Input data ::

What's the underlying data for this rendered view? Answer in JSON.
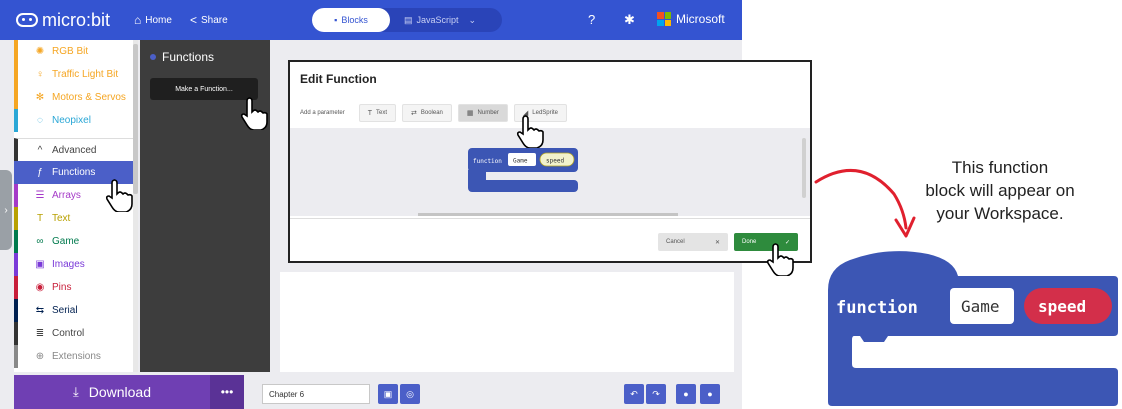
{
  "app": {
    "brand": "micro:bit",
    "home_label": "Home",
    "share_label": "Share",
    "mode_blocks": "Blocks",
    "mode_javascript": "JavaScript",
    "microsoft_label": "Microsoft"
  },
  "sidebar": {
    "items": [
      {
        "label": "RGB Bit",
        "color": "#f5a623",
        "icon": "sun-icon"
      },
      {
        "label": "Traffic Light Bit",
        "color": "#f5a623",
        "icon": "lightbulb-icon"
      },
      {
        "label": "Motors & Servos",
        "color": "#f5a623",
        "icon": "gears-icon"
      },
      {
        "label": "Neopixel",
        "color": "#2aa7d6",
        "icon": "ring-icon"
      },
      {
        "label": "Advanced",
        "color": "#333333",
        "icon": "chevron-up-icon"
      },
      {
        "label": "Functions",
        "color": "#4b5fc8",
        "icon": "function-icon"
      },
      {
        "label": "Arrays",
        "color": "#a53ac8",
        "icon": "list-icon"
      },
      {
        "label": "Text",
        "color": "#b8a000",
        "icon": "text-icon"
      },
      {
        "label": "Game",
        "color": "#007a4d",
        "icon": "gamepad-icon"
      },
      {
        "label": "Images",
        "color": "#7a3ad8",
        "icon": "image-icon"
      },
      {
        "label": "Pins",
        "color": "#c81e3a",
        "icon": "pin-icon"
      },
      {
        "label": "Serial",
        "color": "#002050",
        "icon": "usb-icon"
      },
      {
        "label": "Control",
        "color": "#333333",
        "icon": "control-icon"
      },
      {
        "label": "Extensions",
        "color": "#888888",
        "icon": "plus-circle-icon"
      }
    ]
  },
  "flyout": {
    "title": "Functions",
    "make_function_label": "Make a Function..."
  },
  "dialog": {
    "title": "Edit Function",
    "add_parameter_label": "Add a parameter",
    "param_buttons": [
      {
        "label": "Text",
        "icon": "text-icon"
      },
      {
        "label": "Boolean",
        "icon": "boolean-icon"
      },
      {
        "label": "Number",
        "icon": "number-icon"
      },
      {
        "label": "LedSprite",
        "icon": "sprite-icon"
      }
    ],
    "block": {
      "keyword": "function",
      "name": "Game",
      "param": "speed"
    },
    "cancel_label": "Cancel",
    "done_label": "Done"
  },
  "bottom": {
    "download_label": "Download",
    "more_label": "•••",
    "project_name": "Chapter 6"
  },
  "annotation": {
    "caption_line1": "This function",
    "caption_line2": "block will appear on",
    "caption_line3": "your Workspace.",
    "big_block": {
      "keyword": "function",
      "name": "Game",
      "param": "speed"
    }
  },
  "colors": {
    "topbar": "#3454d1",
    "function_block": "#3c56b4",
    "param_red": "#d32f4a",
    "download_purple": "#6f3fb3",
    "done_green": "#2e8b3d",
    "arrow_red": "#e0202e"
  }
}
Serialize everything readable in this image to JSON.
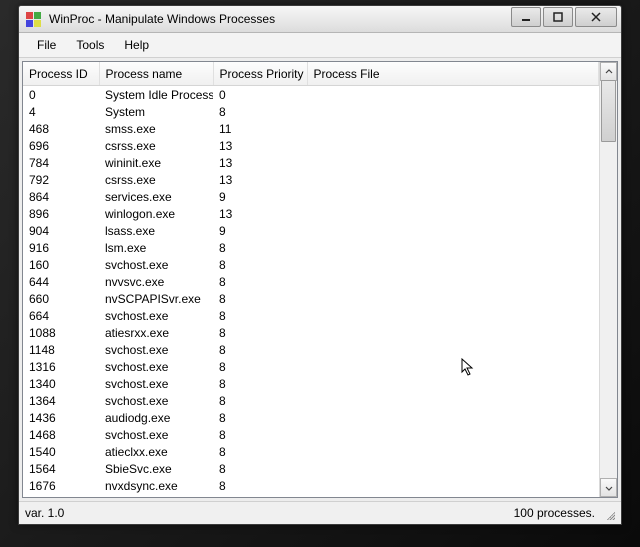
{
  "window": {
    "title": "WinProc - Manipulate Windows Processes"
  },
  "menu": {
    "file": "File",
    "tools": "Tools",
    "help": "Help"
  },
  "columns": {
    "id": "Process ID",
    "name": "Process name",
    "priority": "Process Priority",
    "file": "Process File"
  },
  "rows": [
    {
      "id": "0",
      "name": "System Idle Process",
      "pri": "0",
      "file": ""
    },
    {
      "id": "4",
      "name": "System",
      "pri": "8",
      "file": ""
    },
    {
      "id": "468",
      "name": "smss.exe",
      "pri": "11",
      "file": ""
    },
    {
      "id": "696",
      "name": "csrss.exe",
      "pri": "13",
      "file": ""
    },
    {
      "id": "784",
      "name": "wininit.exe",
      "pri": "13",
      "file": ""
    },
    {
      "id": "792",
      "name": "csrss.exe",
      "pri": "13",
      "file": ""
    },
    {
      "id": "864",
      "name": "services.exe",
      "pri": "9",
      "file": ""
    },
    {
      "id": "896",
      "name": "winlogon.exe",
      "pri": "13",
      "file": ""
    },
    {
      "id": "904",
      "name": "lsass.exe",
      "pri": "9",
      "file": ""
    },
    {
      "id": "916",
      "name": "lsm.exe",
      "pri": "8",
      "file": ""
    },
    {
      "id": "160",
      "name": "svchost.exe",
      "pri": "8",
      "file": ""
    },
    {
      "id": "644",
      "name": "nvvsvc.exe",
      "pri": "8",
      "file": ""
    },
    {
      "id": "660",
      "name": "nvSCPAPISvr.exe",
      "pri": "8",
      "file": ""
    },
    {
      "id": "664",
      "name": "svchost.exe",
      "pri": "8",
      "file": ""
    },
    {
      "id": "1088",
      "name": "atiesrxx.exe",
      "pri": "8",
      "file": ""
    },
    {
      "id": "1148",
      "name": "svchost.exe",
      "pri": "8",
      "file": ""
    },
    {
      "id": "1316",
      "name": "svchost.exe",
      "pri": "8",
      "file": ""
    },
    {
      "id": "1340",
      "name": "svchost.exe",
      "pri": "8",
      "file": ""
    },
    {
      "id": "1364",
      "name": "svchost.exe",
      "pri": "8",
      "file": ""
    },
    {
      "id": "1436",
      "name": "audiodg.exe",
      "pri": "8",
      "file": ""
    },
    {
      "id": "1468",
      "name": "svchost.exe",
      "pri": "8",
      "file": ""
    },
    {
      "id": "1540",
      "name": "atieclxx.exe",
      "pri": "8",
      "file": ""
    },
    {
      "id": "1564",
      "name": "SbieSvc.exe",
      "pri": "8",
      "file": ""
    },
    {
      "id": "1676",
      "name": "nvxdsync.exe",
      "pri": "8",
      "file": ""
    }
  ],
  "status": {
    "left": "var. 1.0",
    "right": "100 processes."
  }
}
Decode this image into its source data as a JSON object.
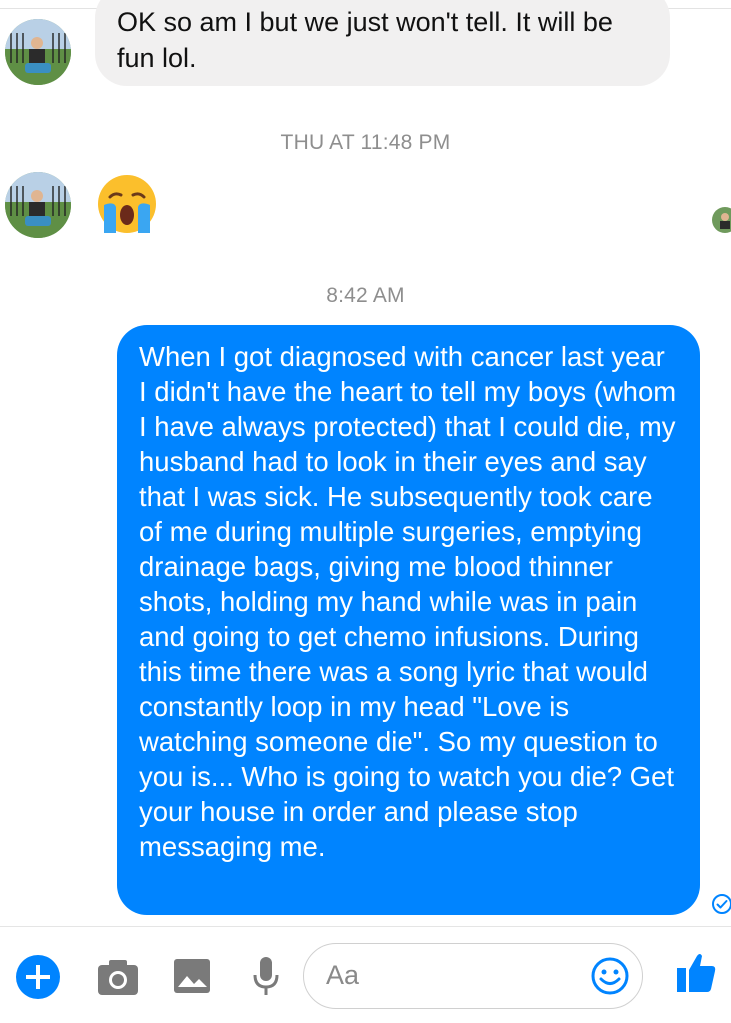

Instructions to follow :: Leave out the pictures and copy every record above exactly.

Final result ::
What's the underlying data for this rendered view? Answer in JSON.
{
  "app": {
    "brand": "micro:bit",
    "home_label": "Home",
    "share_label": "Share",
    "mode_blocks": "Blocks",
    "mode_javascript": "JavaScript",
    "microsoft_label": "Microsoft"
  },
  "sidebar": {
    "items": [
      {
        "label": "RGB Bit",
        "color": "#f5a623",
        "icon": "sun-icon"
      },
      {
        "label": "Traffic Light Bit",
        "color": "#f5a623",
        "icon": "lightbulb-icon"
      },
      {
        "label": "Motors & Servos",
        "color": "#f5a623",
        "icon": "gears-icon"
      },
      {
        "label": "Neopixel",
        "color": "#2aa7d6",
        "icon": "ring-icon"
      },
      {
        "label": "Advanced",
        "color": "#333333",
        "icon": "chevron-up-icon"
      },
      {
        "label": "Functions",
        "color": "#4b5fc8",
        "icon": "function-icon"
      },
      {
        "label": "Arrays",
        "color": "#a53ac8",
        "icon": "list-icon"
      },
      {
        "label": "Text",
        "color": "#b8a000",
        "icon": "text-icon"
      },
      {
        "label": "Game",
        "color": "#007a4d",
        "icon": "gamepad-icon"
      },
      {
        "label": "Images",
        "color": "#7a3ad8",
        "icon": "image-icon"
      },
      {
        "label": "Pins",
        "color": "#c81e3a",
        "icon": "pin-icon"
      },
      {
        "label": "Serial",
        "color": "#002050",
        "icon": "usb-icon"
      },
      {
        "label": "Control",
        "color": "#333333",
        "icon": "control-icon"
      },
      {
        "label": "Extensions",
        "color": "#888888",
        "icon": "plus-circle-icon"
      }
    ]
  },
  "flyout": {
    "title": "Functions",
    "make_function_label": "Make a Function..."
  },
  "dialog": {
    "title": "Edit Function",
    "add_parameter_label": "Add a parameter",
    "param_buttons": [
      {
        "label": "Text",
        "icon": "text-icon"
      },
      {
        "label": "Boolean",
        "icon": "boolean-icon"
      },
      {
        "label": "Number",
        "icon": "number-icon"
      },
      {
        "label": "LedSprite",
        "icon": "sprite-icon"
      }
    ],
    "block": {
      "keyword": "function",
      "name": "Game",
      "param": "speed"
    },
    "cancel_label": "Cancel",
    "done_label": "Done"
  },
  "bottom": {
    "download_label": "Download",
    "more_label": "•••",
    "project_name": "Chapter 6"
  },
  "annotation": {
    "caption_line1": "This function",
    "caption_line2": "block will appear on",
    "caption_line3": "your Workspace.",
    "big_block": {
      "keyword": "function",
      "name": "Game",
      "param": "speed"
    }
  },
  "colors": {
    "topbar": "#3454d1",
    "function_block": "#3c56b4",
    "param_red": "#d32f4a",
    "download_purple": "#6f3fb3",
    "done_green": "#2e8b3d",
    "arrow_red": "#e0202e"
  }
}
Serialize everything readable in this image to JSON.
{
  "window": {
    "title": "WinProc - Manipulate Windows Processes"
  },
  "menu": {
    "file": "File",
    "tools": "Tools",
    "help": "Help"
  },
  "columns": {
    "id": "Process ID",
    "name": "Process name",
    "priority": "Process Priority",
    "file": "Process File"
  },
  "rows": [
    {
      "id": "0",
      "name": "System Idle Process",
      "pri": "0",
      "file": ""
    },
    {
      "id": "4",
      "name": "System",
      "pri": "8",
      "file": ""
    },
    {
      "id": "468",
      "name": "smss.exe",
      "pri": "11",
      "file": ""
    },
    {
      "id": "696",
      "name": "csrss.exe",
      "pri": "13",
      "file": ""
    },
    {
      "id": "784",
      "name": "wininit.exe",
      "pri": "13",
      "file": ""
    },
    {
      "id": "792",
      "name": "csrss.exe",
      "pri": "13",
      "file": ""
    },
    {
      "id": "864",
      "name": "services.exe",
      "pri": "9",
      "file": ""
    },
    {
      "id": "896",
      "name": "winlogon.exe",
      "pri": "13",
      "file": ""
    },
    {
      "id": "904",
      "name": "lsass.exe",
      "pri": "9",
      "file": ""
    },
    {
      "id": "916",
      "name": "lsm.exe",
      "pri": "8",
      "file": ""
    },
    {
      "id": "160",
      "name": "svchost.exe",
      "pri": "8",
      "file": ""
    },
    {
      "id": "644",
      "name": "nvvsvc.exe",
      "pri": "8",
      "file": ""
    },
    {
      "id": "660",
      "name": "nvSCPAPISvr.exe",
      "pri": "8",
      "file": ""
    },
    {
      "id": "664",
      "name": "svchost.exe",
      "pri": "8",
      "file": ""
    },
    {
      "id": "1088",
      "name": "atiesrxx.exe",
      "pri": "8",
      "file": ""
    },
    {
      "id": "1148",
      "name": "svchost.exe",
      "pri": "8",
      "file": ""
    },
    {
      "id": "1316",
      "name": "svchost.exe",
      "pri": "8",
      "file": ""
    },
    {
      "id": "1340",
      "name": "svchost.exe",
      "pri": "8",
      "file": ""
    },
    {
      "id": "1364",
      "name": "svchost.exe",
      "pri": "8",
      "file": ""
    },
    {
      "id": "1436",
      "name": "audiodg.exe",
      "pri": "8",
      "file": ""
    },
    {
      "id": "1468",
      "name": "svchost.exe",
      "pri": "8",
      "file": ""
    },
    {
      "id": "1540",
      "name": "atieclxx.exe",
      "pri": "8",
      "file": ""
    },
    {
      "id": "1564",
      "name": "SbieSvc.exe",
      "pri": "8",
      "file": ""
    },
    {
      "id": "1676",
      "name": "nvxdsync.exe",
      "pri": "8",
      "file": ""
    }
  ],
  "status": {
    "left": "var. 1.0",
    "right": "100 processes."
  }
}
Decode this image into its source data as a JSON object.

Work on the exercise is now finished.